**TASK BRIEF:** Identify all lines in the listing that include the word "anni", and copy them out.

**DATA LINES:**

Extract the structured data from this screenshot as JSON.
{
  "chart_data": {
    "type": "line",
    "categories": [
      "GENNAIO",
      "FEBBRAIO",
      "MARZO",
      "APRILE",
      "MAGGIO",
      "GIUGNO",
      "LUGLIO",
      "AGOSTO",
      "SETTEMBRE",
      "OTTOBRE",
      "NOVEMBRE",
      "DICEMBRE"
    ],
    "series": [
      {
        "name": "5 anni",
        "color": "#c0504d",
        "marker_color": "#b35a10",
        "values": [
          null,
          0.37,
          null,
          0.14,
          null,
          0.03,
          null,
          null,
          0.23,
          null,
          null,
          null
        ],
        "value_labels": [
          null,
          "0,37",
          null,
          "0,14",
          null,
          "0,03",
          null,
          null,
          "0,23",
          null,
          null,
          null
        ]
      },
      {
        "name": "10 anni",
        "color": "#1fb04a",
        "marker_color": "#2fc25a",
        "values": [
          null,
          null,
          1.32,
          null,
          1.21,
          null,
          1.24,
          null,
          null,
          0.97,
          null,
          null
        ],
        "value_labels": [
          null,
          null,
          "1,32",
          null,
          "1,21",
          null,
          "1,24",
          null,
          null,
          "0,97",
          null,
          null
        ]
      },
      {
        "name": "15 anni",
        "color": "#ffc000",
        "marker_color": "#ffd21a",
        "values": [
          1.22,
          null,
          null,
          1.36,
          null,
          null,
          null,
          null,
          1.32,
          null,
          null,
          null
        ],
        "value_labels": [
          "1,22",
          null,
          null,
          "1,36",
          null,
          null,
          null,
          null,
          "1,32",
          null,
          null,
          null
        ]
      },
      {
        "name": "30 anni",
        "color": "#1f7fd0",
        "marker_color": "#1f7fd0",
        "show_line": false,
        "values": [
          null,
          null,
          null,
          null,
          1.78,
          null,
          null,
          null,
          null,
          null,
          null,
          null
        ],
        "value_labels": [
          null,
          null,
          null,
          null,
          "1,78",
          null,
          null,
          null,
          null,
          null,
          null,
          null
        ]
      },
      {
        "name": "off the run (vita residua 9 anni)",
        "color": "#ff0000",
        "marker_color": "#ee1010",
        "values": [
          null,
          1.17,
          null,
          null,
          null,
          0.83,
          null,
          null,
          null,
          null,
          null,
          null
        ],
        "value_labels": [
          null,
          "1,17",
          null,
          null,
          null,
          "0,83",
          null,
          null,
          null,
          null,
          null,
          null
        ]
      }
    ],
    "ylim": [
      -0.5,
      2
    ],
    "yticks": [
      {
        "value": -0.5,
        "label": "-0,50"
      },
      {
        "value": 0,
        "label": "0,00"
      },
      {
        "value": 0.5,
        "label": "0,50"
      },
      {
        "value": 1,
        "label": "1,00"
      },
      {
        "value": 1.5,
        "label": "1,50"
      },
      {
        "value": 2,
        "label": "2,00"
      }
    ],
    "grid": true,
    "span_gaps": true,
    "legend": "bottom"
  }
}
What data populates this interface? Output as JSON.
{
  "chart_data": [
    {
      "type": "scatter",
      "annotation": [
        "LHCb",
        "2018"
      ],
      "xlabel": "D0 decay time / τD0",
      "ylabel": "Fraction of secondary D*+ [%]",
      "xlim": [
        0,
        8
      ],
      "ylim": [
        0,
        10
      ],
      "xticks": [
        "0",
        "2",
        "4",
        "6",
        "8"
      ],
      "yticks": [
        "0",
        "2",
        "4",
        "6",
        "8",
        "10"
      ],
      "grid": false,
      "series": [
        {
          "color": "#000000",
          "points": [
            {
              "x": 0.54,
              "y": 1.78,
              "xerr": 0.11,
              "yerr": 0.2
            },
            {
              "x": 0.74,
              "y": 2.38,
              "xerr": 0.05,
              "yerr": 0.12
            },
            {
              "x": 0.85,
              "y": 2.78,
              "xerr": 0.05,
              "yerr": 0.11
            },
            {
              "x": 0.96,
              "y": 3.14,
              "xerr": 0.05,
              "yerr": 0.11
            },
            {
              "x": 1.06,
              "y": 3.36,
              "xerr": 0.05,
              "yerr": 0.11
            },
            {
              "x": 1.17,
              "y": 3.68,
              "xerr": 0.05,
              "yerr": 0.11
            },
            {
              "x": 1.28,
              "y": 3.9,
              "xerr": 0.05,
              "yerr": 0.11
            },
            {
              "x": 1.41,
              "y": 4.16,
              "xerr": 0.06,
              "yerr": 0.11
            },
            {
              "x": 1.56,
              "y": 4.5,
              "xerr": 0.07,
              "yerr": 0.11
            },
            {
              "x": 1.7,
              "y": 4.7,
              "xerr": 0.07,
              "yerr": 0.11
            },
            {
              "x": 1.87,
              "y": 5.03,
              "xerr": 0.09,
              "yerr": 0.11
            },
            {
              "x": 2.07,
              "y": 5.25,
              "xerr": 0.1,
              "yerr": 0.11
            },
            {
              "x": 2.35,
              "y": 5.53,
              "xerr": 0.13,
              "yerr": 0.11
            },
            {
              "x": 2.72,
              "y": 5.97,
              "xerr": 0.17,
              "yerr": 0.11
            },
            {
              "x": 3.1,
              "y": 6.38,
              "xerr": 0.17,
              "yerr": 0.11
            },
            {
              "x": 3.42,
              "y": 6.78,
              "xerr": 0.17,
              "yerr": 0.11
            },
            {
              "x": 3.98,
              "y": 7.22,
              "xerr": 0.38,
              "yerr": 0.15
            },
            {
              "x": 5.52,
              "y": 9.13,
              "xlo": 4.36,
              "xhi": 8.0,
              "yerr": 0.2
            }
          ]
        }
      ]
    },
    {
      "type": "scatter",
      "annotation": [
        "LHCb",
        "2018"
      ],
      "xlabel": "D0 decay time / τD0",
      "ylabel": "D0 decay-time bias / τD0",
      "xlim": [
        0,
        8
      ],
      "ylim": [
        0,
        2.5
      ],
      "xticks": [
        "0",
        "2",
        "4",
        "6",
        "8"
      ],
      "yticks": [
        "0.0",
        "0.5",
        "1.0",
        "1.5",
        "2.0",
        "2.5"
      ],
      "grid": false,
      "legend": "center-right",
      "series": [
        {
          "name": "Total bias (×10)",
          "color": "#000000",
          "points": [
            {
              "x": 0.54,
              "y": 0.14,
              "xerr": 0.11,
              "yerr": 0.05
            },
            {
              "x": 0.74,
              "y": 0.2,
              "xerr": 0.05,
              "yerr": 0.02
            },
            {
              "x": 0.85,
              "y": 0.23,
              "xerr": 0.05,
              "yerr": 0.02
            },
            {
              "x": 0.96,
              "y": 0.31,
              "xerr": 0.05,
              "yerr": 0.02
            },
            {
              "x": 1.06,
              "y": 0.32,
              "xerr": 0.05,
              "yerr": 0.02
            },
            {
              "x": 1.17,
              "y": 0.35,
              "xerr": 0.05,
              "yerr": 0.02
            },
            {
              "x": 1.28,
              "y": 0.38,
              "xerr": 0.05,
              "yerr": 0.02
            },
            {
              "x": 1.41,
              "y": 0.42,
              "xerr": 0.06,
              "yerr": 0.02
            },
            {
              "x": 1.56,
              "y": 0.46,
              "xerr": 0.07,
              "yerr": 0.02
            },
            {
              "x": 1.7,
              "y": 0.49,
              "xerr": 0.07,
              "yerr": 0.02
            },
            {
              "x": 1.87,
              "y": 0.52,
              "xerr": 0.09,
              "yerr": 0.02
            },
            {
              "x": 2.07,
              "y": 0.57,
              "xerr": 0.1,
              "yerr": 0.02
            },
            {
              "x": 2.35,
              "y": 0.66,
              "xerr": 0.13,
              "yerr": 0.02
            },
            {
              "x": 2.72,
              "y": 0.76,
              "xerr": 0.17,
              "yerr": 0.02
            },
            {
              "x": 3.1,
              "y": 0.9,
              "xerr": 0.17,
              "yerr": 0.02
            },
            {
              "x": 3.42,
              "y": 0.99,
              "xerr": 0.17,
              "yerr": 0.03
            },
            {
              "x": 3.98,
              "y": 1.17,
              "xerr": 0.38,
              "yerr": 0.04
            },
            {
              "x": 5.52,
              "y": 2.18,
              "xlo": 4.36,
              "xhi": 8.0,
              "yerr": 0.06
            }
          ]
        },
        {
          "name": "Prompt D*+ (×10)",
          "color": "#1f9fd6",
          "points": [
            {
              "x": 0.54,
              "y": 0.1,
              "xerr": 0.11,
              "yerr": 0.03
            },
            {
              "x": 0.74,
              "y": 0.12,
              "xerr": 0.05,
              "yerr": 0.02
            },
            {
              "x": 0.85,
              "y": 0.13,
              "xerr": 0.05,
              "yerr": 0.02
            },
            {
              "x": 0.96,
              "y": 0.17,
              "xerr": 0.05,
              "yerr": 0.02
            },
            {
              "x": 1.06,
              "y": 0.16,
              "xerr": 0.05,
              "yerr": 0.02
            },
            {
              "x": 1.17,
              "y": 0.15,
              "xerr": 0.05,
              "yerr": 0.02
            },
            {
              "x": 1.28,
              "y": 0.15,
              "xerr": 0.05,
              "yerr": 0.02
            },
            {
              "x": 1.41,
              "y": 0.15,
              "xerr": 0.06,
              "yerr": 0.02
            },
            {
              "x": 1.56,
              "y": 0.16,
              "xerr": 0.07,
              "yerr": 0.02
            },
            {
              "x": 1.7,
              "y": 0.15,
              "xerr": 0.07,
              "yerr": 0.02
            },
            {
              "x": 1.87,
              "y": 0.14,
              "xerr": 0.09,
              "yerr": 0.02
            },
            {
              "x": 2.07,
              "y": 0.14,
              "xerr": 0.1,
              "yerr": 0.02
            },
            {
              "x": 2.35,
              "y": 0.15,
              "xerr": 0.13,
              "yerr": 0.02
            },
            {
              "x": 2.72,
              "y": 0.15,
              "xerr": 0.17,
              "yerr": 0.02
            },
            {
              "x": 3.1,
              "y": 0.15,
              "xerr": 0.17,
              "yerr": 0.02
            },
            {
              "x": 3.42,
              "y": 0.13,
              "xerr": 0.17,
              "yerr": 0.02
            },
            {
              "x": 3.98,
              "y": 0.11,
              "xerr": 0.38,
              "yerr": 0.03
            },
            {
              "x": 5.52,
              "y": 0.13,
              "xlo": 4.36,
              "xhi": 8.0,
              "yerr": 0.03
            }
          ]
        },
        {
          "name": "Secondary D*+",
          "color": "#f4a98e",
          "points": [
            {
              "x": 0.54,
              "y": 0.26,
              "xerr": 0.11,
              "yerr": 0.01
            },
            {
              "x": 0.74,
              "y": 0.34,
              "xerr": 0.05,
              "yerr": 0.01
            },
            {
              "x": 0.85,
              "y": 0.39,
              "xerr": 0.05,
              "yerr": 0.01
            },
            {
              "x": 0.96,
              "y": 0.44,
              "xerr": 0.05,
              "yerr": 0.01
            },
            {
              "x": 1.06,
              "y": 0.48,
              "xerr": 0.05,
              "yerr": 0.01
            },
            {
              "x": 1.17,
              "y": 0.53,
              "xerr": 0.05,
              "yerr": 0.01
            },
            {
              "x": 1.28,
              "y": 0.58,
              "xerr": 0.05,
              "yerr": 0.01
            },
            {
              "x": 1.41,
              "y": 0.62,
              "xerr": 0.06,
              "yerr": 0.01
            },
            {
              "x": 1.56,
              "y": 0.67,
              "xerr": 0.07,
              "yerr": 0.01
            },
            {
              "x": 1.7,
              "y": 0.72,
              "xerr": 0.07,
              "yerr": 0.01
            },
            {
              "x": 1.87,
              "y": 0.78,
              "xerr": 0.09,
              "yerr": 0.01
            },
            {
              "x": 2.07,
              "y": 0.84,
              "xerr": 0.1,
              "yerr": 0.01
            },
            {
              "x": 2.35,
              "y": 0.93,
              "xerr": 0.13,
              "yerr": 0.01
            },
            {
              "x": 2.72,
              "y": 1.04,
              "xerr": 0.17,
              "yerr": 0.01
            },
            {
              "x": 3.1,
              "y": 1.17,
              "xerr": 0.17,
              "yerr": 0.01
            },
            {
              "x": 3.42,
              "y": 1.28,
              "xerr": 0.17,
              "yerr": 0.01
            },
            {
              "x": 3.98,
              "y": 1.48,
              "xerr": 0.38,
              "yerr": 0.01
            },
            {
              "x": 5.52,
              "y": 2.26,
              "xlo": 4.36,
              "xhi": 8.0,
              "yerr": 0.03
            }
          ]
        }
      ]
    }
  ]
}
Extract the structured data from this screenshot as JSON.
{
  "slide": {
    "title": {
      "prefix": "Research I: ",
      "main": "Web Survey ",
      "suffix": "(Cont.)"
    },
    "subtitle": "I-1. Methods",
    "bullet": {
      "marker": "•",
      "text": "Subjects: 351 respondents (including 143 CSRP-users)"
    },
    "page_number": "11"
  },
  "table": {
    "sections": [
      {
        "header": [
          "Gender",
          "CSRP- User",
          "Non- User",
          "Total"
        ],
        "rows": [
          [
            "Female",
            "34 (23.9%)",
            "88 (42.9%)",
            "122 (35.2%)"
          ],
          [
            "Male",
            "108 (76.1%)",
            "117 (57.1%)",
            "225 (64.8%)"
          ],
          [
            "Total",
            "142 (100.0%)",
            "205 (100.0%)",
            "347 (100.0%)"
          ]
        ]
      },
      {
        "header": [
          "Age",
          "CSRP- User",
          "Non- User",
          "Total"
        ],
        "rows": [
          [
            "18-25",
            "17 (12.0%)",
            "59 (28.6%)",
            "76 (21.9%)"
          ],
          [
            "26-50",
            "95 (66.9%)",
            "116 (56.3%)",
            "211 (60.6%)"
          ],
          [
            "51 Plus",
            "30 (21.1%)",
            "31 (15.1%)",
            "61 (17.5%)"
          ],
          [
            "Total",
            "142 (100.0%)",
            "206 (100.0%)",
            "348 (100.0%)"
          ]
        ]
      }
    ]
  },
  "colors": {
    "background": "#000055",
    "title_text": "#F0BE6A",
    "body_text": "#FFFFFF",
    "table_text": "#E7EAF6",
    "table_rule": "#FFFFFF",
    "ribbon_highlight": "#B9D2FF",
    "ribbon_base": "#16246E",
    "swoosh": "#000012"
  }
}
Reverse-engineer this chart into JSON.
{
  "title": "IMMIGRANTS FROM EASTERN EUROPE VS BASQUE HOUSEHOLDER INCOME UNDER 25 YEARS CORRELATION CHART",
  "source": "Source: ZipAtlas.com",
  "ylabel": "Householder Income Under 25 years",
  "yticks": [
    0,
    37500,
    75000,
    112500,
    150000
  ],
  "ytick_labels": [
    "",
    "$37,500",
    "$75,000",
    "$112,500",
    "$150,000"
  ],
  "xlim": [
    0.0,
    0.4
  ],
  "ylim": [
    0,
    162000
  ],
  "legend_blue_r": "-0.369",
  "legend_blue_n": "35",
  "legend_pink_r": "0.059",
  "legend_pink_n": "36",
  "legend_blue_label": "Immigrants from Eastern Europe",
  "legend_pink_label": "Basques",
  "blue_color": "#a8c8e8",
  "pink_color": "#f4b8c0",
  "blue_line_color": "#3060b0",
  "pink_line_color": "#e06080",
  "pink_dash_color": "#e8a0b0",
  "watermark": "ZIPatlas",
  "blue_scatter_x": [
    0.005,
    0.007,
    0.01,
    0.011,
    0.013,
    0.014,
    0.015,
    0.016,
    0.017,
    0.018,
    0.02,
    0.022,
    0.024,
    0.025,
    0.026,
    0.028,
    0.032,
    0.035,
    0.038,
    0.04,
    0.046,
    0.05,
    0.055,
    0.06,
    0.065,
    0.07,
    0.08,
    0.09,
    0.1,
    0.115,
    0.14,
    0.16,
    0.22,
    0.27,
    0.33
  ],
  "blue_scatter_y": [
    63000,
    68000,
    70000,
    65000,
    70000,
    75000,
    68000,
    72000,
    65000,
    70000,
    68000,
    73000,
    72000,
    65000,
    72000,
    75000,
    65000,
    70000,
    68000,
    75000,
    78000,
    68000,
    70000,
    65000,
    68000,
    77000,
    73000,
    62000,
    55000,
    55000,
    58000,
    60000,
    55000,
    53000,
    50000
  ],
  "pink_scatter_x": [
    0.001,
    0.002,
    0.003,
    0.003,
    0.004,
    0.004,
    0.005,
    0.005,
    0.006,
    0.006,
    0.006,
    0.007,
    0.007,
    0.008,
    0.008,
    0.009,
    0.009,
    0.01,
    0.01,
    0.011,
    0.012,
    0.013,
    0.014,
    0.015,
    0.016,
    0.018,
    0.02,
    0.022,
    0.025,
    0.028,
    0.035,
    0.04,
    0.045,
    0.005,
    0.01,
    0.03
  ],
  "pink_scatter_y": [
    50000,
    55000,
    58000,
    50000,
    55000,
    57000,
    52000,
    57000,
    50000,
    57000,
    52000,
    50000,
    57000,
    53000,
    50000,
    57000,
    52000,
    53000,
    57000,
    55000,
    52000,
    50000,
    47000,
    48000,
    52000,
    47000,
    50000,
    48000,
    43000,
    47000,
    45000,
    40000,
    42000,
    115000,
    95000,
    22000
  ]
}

**FINAL RESULT:**
        "name": "5 anni",
        "name": "10 anni",
        "name": "15 anni",
        "name": "30 anni",
        "name": "off the run (vita residua 9 anni)",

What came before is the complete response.